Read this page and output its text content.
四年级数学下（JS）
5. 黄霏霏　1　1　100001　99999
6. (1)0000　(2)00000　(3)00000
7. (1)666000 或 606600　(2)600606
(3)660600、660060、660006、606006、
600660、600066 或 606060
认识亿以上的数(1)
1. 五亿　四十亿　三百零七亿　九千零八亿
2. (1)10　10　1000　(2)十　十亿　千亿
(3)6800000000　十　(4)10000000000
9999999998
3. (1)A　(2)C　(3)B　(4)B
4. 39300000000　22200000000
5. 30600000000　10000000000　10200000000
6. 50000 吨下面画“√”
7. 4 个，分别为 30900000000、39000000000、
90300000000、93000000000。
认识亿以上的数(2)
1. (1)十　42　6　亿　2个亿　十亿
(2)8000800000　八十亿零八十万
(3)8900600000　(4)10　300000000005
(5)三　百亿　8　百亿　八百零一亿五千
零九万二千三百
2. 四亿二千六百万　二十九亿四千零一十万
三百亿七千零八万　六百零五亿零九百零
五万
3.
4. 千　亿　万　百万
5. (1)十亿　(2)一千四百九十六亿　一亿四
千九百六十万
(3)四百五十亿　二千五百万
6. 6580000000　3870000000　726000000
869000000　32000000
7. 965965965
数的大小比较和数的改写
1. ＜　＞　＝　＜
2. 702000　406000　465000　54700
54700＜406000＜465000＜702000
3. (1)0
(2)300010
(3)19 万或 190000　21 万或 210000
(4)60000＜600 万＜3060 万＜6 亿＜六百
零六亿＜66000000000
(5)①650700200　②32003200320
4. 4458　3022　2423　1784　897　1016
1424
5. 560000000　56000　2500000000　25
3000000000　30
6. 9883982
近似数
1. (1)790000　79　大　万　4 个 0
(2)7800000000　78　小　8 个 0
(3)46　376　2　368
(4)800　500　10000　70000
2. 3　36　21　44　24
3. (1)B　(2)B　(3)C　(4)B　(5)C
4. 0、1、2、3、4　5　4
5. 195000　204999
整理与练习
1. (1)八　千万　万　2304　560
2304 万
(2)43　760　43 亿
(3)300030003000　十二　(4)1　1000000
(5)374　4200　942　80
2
------------------------------------------------------------
Task directions: Using the listing above, retype each line exactly.

Exercise response:
Read this page and output its text content.
四年级数学下（JS）
5. 黄霏霏　1　1　100001　99999
6. (1)0000　(2)00000　(3)00000
7. (1)666000 或 606600　(2)600606
(3)660600、660060、660006、606006、
600660、600066 或 606060
认识亿以上的数(1)
1. 五亿　四十亿　三百零七亿　九千零八亿
2. (1)10　10　1000　(2)十　十亿　千亿
(3)6800000000　十　(4)10000000000
9999999998
3. (1)A　(2)C　(3)B　(4)B
4. 39300000000　22200000000
5. 30600000000　10000000000　10200000000
6. 50000 吨下面画“√”
7. 4 个，分别为 30900000000、39000000000、
90300000000、93000000000。
认识亿以上的数(2)
1. (1)十　42　6　亿　2个亿　十亿
(2)8000800000　八十亿零八十万
(3)8900600000　(4)10　300000000005
(5)三　百亿　8　百亿　八百零一亿五千
零九万二千三百
2. 四亿二千六百万　二十九亿四千零一十万
三百亿七千零八万　六百零五亿零九百零
五万
3.
4. 千　亿　万　百万
5. (1)十亿　(2)一千四百九十六亿　一亿四
千九百六十万
(3)四百五十亿　二千五百万
6. 6580000000　3870000000　726000000
869000000　32000000
7. 965965965
数的大小比较和数的改写
1. ＜　＞　＝　＜
2. 702000　406000　465000　54700
54700＜406000＜465000＜702000
3. (1)0
(2)300010
(3)19 万或 190000　21 万或 210000
(4)60000＜600 万＜3060 万＜6 亿＜六百
零六亿＜66000000000
(5)①650700200　②32003200320
4. 4458　3022　2423　1784　897　1016
1424
5. 560000000　56000　2500000000　25
3000000000　30
6. 9883982
近似数
1. (1)790000　79　大　万　4 个 0
(2)7800000000　78　小　8 个 0
(3)46　376　2　368
(4)800　500　10000　70000
2. 3　36　21　44　24
3. (1)B　(2)B　(3)C　(4)B　(5)C
4. 0、1、2、3、4　5　4
5. 195000　204999
整理与练习
1. (1)八　千万　万　2304　560
2304 万
(2)43　760　43 亿
(3)300030003000　十二　(4)1　1000000
(5)374　4200　942　80
2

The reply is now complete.